** begin **

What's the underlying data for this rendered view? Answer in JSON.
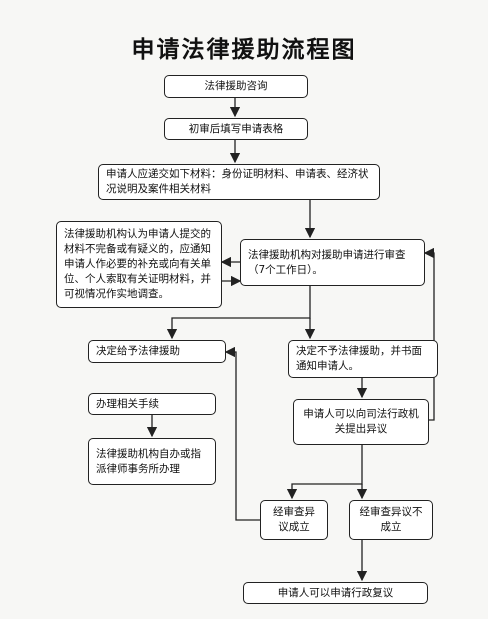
{
  "title": "申请法律援助流程图",
  "nodes": {
    "consult": "法律援助咨询",
    "form": "初审后填写申请表格",
    "materials": "申请人应递交如下材料：身份证明材料、申请表、经济状况说明及案件相关材料",
    "review": "法律援助机构对援助申请进行审查（7个工作日）。",
    "supplement": "法律援助机构认为申请人提交的材料不完备或有疑义的，应通知申请人作必要的补充或向有关单位、个人索取有关证明材料，并可视情况作实地调查。",
    "grant": "决定给予法律援助",
    "deny": "决定不予法律援助，并书面通知申请人。",
    "procedures": "办理相关手续",
    "handle": "法律援助机构自办或指派律师事务所办理",
    "objection": "申请人可以向司法行政机关提出异议",
    "upheld": "经审查异议成立",
    "rejected": "经审查异议不成立",
    "admin_review": "申请人可以申请行政复议"
  }
}
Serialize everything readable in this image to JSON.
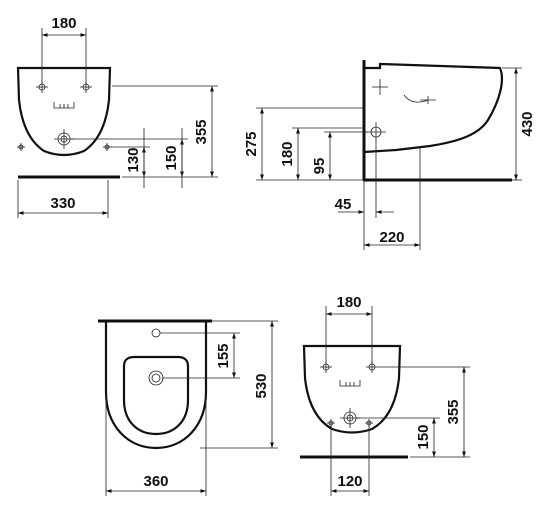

** end **

### Work to do
Copy out all the records exactly, excluding pictures.

### Exercise response
What's the underlying data for this rendered view? Answer in JSON.
{
  "title": "申请法律援助流程图",
  "nodes": {
    "consult": "法律援助咨询",
    "form": "初审后填写申请表格",
    "materials": "申请人应递交如下材料：身份证明材料、申请表、经济状况说明及案件相关材料",
    "review": "法律援助机构对援助申请进行审查（7个工作日）。",
    "supplement": "法律援助机构认为申请人提交的材料不完备或有疑义的，应通知申请人作必要的补充或向有关单位、个人索取有关证明材料，并可视情况作实地调查。",
    "grant": "决定给予法律援助",
    "deny": "决定不予法律援助，并书面通知申请人。",
    "procedures": "办理相关手续",
    "handle": "法律援助机构自办或指派律师事务所办理",
    "objection": "申请人可以向司法行政机关提出异议",
    "upheld": "经审查异议成立",
    "rejected": "经审查异议不成立",
    "admin_review": "申请人可以申请行政复议"
  }
}
Serialize everything readable in this image to JSON.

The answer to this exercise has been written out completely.